--- begin Records provided ---
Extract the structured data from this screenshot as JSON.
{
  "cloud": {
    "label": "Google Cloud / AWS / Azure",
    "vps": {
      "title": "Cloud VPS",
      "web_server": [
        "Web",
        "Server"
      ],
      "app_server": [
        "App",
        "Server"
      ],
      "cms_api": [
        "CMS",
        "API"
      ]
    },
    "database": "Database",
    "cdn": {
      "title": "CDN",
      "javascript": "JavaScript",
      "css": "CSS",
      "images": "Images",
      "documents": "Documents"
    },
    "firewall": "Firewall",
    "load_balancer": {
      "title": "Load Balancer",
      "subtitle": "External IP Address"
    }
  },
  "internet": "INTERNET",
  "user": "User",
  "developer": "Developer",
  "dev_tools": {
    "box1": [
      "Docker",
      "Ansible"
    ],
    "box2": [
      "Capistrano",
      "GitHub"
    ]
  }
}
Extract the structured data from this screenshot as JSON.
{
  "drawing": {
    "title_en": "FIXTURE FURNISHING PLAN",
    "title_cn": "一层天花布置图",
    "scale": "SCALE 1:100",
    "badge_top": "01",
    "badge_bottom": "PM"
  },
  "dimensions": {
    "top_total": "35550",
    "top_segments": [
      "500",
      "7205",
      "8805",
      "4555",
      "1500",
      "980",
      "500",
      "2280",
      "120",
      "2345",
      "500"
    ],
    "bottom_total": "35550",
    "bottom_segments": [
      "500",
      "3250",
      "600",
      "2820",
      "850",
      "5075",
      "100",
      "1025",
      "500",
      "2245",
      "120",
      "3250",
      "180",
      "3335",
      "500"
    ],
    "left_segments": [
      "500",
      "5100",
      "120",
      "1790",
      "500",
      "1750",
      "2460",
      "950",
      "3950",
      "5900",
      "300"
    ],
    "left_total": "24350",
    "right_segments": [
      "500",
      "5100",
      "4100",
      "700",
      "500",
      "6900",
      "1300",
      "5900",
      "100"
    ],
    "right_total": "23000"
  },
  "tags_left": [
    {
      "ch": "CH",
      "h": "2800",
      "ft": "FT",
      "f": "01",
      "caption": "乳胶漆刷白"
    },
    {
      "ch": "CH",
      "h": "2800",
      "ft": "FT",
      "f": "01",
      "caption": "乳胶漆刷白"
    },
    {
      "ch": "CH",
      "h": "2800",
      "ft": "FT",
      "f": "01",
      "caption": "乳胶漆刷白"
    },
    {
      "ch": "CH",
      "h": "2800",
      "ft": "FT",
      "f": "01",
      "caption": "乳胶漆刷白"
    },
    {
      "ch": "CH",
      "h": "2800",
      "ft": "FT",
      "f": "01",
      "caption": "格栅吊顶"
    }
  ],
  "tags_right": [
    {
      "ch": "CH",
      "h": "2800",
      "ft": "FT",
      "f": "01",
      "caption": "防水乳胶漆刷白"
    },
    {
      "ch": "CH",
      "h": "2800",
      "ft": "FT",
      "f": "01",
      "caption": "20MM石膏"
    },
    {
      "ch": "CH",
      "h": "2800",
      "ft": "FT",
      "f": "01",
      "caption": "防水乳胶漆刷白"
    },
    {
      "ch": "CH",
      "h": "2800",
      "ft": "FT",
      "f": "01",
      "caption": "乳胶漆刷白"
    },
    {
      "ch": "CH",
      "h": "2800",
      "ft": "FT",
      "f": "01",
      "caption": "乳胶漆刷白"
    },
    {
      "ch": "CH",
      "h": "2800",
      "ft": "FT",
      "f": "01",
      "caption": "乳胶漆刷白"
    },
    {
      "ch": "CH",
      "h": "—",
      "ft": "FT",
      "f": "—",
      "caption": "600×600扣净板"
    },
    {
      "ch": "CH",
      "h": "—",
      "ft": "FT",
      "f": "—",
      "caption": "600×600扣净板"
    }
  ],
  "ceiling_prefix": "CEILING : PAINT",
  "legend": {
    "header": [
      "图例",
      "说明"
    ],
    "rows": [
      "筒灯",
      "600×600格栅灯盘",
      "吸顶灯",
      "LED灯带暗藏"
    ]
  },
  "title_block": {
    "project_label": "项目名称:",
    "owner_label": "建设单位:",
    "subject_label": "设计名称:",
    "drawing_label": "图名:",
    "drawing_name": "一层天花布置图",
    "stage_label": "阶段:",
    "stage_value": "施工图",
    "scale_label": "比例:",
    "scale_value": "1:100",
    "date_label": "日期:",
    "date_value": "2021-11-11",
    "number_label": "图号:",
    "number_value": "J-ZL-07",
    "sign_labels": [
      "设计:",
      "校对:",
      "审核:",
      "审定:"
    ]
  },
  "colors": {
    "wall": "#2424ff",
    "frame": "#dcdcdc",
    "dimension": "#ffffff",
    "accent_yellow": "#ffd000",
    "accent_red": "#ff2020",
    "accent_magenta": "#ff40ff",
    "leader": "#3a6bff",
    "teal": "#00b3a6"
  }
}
--- end Records provided ---
• Work instructions: Your task is to print all of the records exactly.

• Answer to this problem:
Extract the structured data from this screenshot as JSON.
{
  "cloud": {
    "label": "Google Cloud / AWS / Azure",
    "vps": {
      "title": "Cloud VPS",
      "web_server": [
        "Web",
        "Server"
      ],
      "app_server": [
        "App",
        "Server"
      ],
      "cms_api": [
        "CMS",
        "API"
      ]
    },
    "database": "Database",
    "cdn": {
      "title": "CDN",
      "javascript": "JavaScript",
      "css": "CSS",
      "images": "Images",
      "documents": "Documents"
    },
    "firewall": "Firewall",
    "load_balancer": {
      "title": "Load Balancer",
      "subtitle": "External IP Address"
    }
  },
  "internet": "INTERNET",
  "user": "User",
  "developer": "Developer",
  "dev_tools": {
    "box1": [
      "Docker",
      "Ansible"
    ],
    "box2": [
      "Capistrano",
      "GitHub"
    ]
  }
}
Extract the structured data from this screenshot as JSON.
{
  "drawing": {
    "title_en": "FIXTURE FURNISHING PLAN",
    "title_cn": "一层天花布置图",
    "scale": "SCALE 1:100",
    "badge_top": "01",
    "badge_bottom": "PM"
  },
  "dimensions": {
    "top_total": "35550",
    "top_segments": [
      "500",
      "7205",
      "8805",
      "4555",
      "1500",
      "980",
      "500",
      "2280",
      "120",
      "2345",
      "500"
    ],
    "bottom_total": "35550",
    "bottom_segments": [
      "500",
      "3250",
      "600",
      "2820",
      "850",
      "5075",
      "100",
      "1025",
      "500",
      "2245",
      "120",
      "3250",
      "180",
      "3335",
      "500"
    ],
    "left_segments": [
      "500",
      "5100",
      "120",
      "1790",
      "500",
      "1750",
      "2460",
      "950",
      "3950",
      "5900",
      "300"
    ],
    "left_total": "24350",
    "right_segments": [
      "500",
      "5100",
      "4100",
      "700",
      "500",
      "6900",
      "1300",
      "5900",
      "100"
    ],
    "right_total": "23000"
  },
  "tags_left": [
    {
      "ch": "CH",
      "h": "2800",
      "ft": "FT",
      "f": "01",
      "caption": "乳胶漆刷白"
    },
    {
      "ch": "CH",
      "h": "2800",
      "ft": "FT",
      "f": "01",
      "caption": "乳胶漆刷白"
    },
    {
      "ch": "CH",
      "h": "2800",
      "ft": "FT",
      "f": "01",
      "caption": "乳胶漆刷白"
    },
    {
      "ch": "CH",
      "h": "2800",
      "ft": "FT",
      "f": "01",
      "caption": "乳胶漆刷白"
    },
    {
      "ch": "CH",
      "h": "2800",
      "ft": "FT",
      "f": "01",
      "caption": "格栅吊顶"
    }
  ],
  "tags_right": [
    {
      "ch": "CH",
      "h": "2800",
      "ft": "FT",
      "f": "01",
      "caption": "防水乳胶漆刷白"
    },
    {
      "ch": "CH",
      "h": "2800",
      "ft": "FT",
      "f": "01",
      "caption": "20MM石膏"
    },
    {
      "ch": "CH",
      "h": "2800",
      "ft": "FT",
      "f": "01",
      "caption": "防水乳胶漆刷白"
    },
    {
      "ch": "CH",
      "h": "2800",
      "ft": "FT",
      "f": "01",
      "caption": "乳胶漆刷白"
    },
    {
      "ch": "CH",
      "h": "2800",
      "ft": "FT",
      "f": "01",
      "caption": "乳胶漆刷白"
    },
    {
      "ch": "CH",
      "h": "2800",
      "ft": "FT",
      "f": "01",
      "caption": "乳胶漆刷白"
    },
    {
      "ch": "CH",
      "h": "—",
      "ft": "FT",
      "f": "—",
      "caption": "600×600扣净板"
    },
    {
      "ch": "CH",
      "h": "—",
      "ft": "FT",
      "f": "—",
      "caption": "600×600扣净板"
    }
  ],
  "ceiling_prefix": "CEILING : PAINT",
  "legend": {
    "header": [
      "图例",
      "说明"
    ],
    "rows": [
      "筒灯",
      "600×600格栅灯盘",
      "吸顶灯",
      "LED灯带暗藏"
    ]
  },
  "title_block": {
    "project_label": "项目名称:",
    "owner_label": "建设单位:",
    "subject_label": "设计名称:",
    "drawing_label": "图名:",
    "drawing_name": "一层天花布置图",
    "stage_label": "阶段:",
    "stage_value": "施工图",
    "scale_label": "比例:",
    "scale_value": "1:100",
    "date_label": "日期:",
    "date_value": "2021-11-11",
    "number_label": "图号:",
    "number_value": "J-ZL-07",
    "sign_labels": [
      "设计:",
      "校对:",
      "审核:",
      "审定:"
    ]
  },
  "colors": {
    "wall": "#2424ff",
    "frame": "#dcdcdc",
    "dimension": "#ffffff",
    "accent_yellow": "#ffd000",
    "accent_red": "#ff2020",
    "accent_magenta": "#ff40ff",
    "leader": "#3a6bff",
    "teal": "#00b3a6"
  }
}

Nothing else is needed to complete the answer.